Within the records that follow, find every line containing the string "marker". Copy those lines.

__Records to process__:

____

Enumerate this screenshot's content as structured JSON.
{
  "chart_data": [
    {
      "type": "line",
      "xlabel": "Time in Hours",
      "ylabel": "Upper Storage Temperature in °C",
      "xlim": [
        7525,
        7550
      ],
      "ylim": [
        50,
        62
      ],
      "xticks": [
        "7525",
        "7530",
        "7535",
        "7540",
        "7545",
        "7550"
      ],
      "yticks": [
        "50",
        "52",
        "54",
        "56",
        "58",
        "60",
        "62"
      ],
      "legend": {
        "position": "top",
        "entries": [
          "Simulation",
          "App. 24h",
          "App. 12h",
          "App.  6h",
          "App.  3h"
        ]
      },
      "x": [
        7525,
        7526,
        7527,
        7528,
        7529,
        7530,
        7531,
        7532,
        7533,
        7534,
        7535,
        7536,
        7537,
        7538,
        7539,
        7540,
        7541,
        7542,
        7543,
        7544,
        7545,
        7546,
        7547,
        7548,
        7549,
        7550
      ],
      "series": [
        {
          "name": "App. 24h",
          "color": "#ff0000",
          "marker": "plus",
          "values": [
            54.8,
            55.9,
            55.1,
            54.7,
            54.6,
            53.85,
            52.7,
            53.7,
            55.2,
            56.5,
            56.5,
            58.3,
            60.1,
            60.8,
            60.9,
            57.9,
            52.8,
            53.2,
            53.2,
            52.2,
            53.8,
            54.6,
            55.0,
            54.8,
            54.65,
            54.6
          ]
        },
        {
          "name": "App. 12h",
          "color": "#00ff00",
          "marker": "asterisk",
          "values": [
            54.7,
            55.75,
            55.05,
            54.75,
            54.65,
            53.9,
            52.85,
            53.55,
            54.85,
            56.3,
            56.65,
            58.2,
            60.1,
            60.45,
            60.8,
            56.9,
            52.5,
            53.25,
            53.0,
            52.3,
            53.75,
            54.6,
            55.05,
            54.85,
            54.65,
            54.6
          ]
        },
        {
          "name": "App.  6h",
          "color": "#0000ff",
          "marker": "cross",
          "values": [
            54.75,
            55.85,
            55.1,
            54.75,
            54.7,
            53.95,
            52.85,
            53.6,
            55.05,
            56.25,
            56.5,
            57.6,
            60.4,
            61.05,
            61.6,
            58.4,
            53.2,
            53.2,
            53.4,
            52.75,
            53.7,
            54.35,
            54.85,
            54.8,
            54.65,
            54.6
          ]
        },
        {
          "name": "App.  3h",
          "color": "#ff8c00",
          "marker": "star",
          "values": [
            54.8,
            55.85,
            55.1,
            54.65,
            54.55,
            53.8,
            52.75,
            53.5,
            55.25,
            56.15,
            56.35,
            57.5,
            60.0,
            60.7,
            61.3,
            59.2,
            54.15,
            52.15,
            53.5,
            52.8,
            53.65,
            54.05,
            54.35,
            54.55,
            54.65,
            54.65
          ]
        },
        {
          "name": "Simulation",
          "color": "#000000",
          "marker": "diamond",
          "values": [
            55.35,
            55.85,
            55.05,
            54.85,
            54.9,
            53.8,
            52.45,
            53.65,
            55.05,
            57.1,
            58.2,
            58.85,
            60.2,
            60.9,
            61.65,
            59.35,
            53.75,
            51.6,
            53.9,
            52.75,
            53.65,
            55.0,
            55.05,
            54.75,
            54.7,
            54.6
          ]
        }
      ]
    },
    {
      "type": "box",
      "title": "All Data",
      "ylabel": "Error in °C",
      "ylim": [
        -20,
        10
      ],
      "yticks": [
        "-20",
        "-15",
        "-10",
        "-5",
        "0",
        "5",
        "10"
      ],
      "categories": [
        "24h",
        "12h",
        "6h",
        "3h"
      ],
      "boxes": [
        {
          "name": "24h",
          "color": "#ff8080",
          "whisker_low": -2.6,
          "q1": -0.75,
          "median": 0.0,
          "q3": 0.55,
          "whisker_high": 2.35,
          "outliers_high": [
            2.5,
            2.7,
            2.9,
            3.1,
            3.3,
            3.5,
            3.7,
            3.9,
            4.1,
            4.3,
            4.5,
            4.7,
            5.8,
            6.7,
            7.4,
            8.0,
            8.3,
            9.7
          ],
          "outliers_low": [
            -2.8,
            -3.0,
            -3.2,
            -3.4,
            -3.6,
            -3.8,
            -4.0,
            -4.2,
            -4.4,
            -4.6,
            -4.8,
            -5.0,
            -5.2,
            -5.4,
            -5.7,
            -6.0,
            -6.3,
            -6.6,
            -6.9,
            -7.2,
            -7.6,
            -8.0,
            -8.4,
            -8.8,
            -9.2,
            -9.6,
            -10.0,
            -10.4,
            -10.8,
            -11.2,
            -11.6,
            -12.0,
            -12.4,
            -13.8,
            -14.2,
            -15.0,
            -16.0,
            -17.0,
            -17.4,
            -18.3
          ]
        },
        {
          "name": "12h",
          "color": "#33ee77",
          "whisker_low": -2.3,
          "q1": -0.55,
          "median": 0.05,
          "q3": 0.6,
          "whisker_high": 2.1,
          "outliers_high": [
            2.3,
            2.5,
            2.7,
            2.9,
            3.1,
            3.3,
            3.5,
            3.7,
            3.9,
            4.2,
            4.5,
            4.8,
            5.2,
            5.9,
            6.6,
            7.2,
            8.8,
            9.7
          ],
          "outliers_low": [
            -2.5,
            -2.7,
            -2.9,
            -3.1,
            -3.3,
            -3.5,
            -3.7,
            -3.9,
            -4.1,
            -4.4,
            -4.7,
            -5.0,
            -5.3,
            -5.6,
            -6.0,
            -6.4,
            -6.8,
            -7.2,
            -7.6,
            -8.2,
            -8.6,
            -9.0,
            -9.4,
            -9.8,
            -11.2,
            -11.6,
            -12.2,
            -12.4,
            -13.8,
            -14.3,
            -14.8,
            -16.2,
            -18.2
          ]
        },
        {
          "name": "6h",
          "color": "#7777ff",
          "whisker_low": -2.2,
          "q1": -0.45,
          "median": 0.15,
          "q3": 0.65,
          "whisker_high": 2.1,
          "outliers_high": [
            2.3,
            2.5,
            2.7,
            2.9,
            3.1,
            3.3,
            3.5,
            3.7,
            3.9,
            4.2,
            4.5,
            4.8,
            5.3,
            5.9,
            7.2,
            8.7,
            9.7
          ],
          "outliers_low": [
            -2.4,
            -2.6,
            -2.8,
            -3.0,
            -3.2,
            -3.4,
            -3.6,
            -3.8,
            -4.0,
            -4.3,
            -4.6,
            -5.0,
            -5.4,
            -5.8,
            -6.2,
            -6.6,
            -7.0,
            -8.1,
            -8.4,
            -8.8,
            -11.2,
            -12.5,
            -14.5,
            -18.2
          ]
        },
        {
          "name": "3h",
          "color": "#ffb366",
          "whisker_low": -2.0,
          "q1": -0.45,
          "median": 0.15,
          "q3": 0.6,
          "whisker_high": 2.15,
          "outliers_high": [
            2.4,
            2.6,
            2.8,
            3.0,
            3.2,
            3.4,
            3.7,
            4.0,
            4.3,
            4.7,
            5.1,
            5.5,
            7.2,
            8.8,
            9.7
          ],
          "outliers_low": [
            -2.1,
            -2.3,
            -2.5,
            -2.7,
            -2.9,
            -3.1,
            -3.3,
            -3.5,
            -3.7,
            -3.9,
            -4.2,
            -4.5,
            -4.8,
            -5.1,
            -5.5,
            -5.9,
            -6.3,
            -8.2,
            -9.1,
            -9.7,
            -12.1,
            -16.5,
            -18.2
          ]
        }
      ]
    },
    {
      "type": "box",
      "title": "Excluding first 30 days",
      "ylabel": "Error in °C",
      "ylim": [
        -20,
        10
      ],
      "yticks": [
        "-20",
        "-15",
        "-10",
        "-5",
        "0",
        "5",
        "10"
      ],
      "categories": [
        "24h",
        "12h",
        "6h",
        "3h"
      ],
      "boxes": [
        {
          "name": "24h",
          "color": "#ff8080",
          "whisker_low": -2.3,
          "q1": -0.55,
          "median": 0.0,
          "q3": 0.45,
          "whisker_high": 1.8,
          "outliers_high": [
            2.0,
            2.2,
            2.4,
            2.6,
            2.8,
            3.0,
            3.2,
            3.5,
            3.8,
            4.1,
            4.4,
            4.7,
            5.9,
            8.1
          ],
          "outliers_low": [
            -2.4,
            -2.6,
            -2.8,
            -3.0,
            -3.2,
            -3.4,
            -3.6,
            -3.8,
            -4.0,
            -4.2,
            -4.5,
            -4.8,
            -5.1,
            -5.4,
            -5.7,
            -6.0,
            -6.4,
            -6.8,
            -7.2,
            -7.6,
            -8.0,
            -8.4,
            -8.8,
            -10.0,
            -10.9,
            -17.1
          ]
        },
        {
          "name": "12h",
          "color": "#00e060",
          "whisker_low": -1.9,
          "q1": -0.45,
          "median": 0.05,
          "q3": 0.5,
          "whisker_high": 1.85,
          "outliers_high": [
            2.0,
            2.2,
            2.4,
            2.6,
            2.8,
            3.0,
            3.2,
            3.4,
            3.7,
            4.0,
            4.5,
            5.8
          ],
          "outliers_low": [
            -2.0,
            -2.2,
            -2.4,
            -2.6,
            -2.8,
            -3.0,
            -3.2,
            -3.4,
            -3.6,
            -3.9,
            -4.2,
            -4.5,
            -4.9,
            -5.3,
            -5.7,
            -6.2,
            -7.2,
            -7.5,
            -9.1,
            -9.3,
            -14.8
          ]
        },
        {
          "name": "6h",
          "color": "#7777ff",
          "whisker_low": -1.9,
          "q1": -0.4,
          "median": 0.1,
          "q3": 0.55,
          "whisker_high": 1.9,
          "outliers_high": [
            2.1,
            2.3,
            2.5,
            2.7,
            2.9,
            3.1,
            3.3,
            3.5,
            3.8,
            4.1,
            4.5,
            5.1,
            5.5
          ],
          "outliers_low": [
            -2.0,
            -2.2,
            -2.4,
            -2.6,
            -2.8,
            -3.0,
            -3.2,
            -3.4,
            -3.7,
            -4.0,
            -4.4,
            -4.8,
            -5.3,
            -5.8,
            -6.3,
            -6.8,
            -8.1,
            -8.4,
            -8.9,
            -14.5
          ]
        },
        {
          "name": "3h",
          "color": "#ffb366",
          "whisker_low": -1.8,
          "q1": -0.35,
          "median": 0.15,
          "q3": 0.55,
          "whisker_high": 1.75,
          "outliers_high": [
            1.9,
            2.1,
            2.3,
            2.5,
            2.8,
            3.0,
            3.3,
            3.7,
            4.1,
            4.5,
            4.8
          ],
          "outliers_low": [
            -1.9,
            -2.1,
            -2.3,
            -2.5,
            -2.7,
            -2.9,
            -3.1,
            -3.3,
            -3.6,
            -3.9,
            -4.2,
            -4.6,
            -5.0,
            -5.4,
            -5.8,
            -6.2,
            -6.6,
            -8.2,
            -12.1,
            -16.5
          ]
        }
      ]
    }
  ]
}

____

__Result of the task__:
          "marker": "plus",
          "marker": "asterisk",
          "marker": "cross",
          "marker": "star",
          "marker": "diamond",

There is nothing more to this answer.